[Stored records]
########################################
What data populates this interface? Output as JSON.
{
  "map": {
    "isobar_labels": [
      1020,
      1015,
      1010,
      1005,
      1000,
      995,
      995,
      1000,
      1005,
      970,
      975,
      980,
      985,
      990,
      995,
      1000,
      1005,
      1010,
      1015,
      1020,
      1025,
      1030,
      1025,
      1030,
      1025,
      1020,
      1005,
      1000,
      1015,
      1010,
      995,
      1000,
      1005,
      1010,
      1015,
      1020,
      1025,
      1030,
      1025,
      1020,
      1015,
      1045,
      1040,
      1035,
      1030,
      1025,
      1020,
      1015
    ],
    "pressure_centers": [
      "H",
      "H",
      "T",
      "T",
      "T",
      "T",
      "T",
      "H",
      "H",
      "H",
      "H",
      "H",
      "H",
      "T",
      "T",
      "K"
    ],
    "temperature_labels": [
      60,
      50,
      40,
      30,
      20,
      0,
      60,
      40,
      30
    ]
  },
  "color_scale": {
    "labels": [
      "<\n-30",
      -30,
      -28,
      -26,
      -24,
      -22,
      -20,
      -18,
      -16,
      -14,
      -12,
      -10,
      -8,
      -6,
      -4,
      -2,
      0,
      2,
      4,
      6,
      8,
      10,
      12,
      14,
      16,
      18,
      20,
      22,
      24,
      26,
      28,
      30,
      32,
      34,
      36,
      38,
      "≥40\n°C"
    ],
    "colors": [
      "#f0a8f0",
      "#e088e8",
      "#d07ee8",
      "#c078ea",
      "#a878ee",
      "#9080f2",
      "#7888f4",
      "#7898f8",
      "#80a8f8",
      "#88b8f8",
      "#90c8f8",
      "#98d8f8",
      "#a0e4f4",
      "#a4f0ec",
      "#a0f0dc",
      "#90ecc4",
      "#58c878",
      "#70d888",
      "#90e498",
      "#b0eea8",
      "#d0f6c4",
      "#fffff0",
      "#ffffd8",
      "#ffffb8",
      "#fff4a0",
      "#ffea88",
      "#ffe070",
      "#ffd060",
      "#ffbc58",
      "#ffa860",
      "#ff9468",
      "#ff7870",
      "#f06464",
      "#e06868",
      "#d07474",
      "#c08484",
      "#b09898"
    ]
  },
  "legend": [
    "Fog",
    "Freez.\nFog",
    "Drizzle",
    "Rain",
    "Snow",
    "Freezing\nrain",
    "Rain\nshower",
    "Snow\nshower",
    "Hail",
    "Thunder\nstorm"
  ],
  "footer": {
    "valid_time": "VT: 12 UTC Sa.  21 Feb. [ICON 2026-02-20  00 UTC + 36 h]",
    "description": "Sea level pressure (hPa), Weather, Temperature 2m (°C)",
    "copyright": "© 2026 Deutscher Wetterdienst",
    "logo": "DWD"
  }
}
########################################
_Instructions to follow:_
Print out the whole listing exactly as it appears.

_Answer for the task:_
What data populates this interface? Output as JSON.
{
  "map": {
    "isobar_labels": [
      1020,
      1015,
      1010,
      1005,
      1000,
      995,
      995,
      1000,
      1005,
      970,
      975,
      980,
      985,
      990,
      995,
      1000,
      1005,
      1010,
      1015,
      1020,
      1025,
      1030,
      1025,
      1030,
      1025,
      1020,
      1005,
      1000,
      1015,
      1010,
      995,
      1000,
      1005,
      1010,
      1015,
      1020,
      1025,
      1030,
      1025,
      1020,
      1015,
      1045,
      1040,
      1035,
      1030,
      1025,
      1020,
      1015
    ],
    "pressure_centers": [
      "H",
      "H",
      "T",
      "T",
      "T",
      "T",
      "T",
      "H",
      "H",
      "H",
      "H",
      "H",
      "H",
      "T",
      "T",
      "K"
    ],
    "temperature_labels": [
      60,
      50,
      40,
      30,
      20,
      0,
      60,
      40,
      30
    ]
  },
  "color_scale": {
    "labels": [
      "<\n-30",
      -30,
      -28,
      -26,
      -24,
      -22,
      -20,
      -18,
      -16,
      -14,
      -12,
      -10,
      -8,
      -6,
      -4,
      -2,
      0,
      2,
      4,
      6,
      8,
      10,
      12,
      14,
      16,
      18,
      20,
      22,
      24,
      26,
      28,
      30,
      32,
      34,
      36,
      38,
      "≥40\n°C"
    ],
    "colors": [
      "#f0a8f0",
      "#e088e8",
      "#d07ee8",
      "#c078ea",
      "#a878ee",
      "#9080f2",
      "#7888f4",
      "#7898f8",
      "#80a8f8",
      "#88b8f8",
      "#90c8f8",
      "#98d8f8",
      "#a0e4f4",
      "#a4f0ec",
      "#a0f0dc",
      "#90ecc4",
      "#58c878",
      "#70d888",
      "#90e498",
      "#b0eea8",
      "#d0f6c4",
      "#fffff0",
      "#ffffd8",
      "#ffffb8",
      "#fff4a0",
      "#ffea88",
      "#ffe070",
      "#ffd060",
      "#ffbc58",
      "#ffa860",
      "#ff9468",
      "#ff7870",
      "#f06464",
      "#e06868",
      "#d07474",
      "#c08484",
      "#b09898"
    ]
  },
  "legend": [
    "Fog",
    "Freez.\nFog",
    "Drizzle",
    "Rain",
    "Snow",
    "Freezing\nrain",
    "Rain\nshower",
    "Snow\nshower",
    "Hail",
    "Thunder\nstorm"
  ],
  "footer": {
    "valid_time": "VT: 12 UTC Sa.  21 Feb. [ICON 2026-02-20  00 UTC + 36 h]",
    "description": "Sea level pressure (hPa), Weather, Temperature 2m (°C)",
    "copyright": "© 2026 Deutscher Wetterdienst",
    "logo": "DWD"
  }
}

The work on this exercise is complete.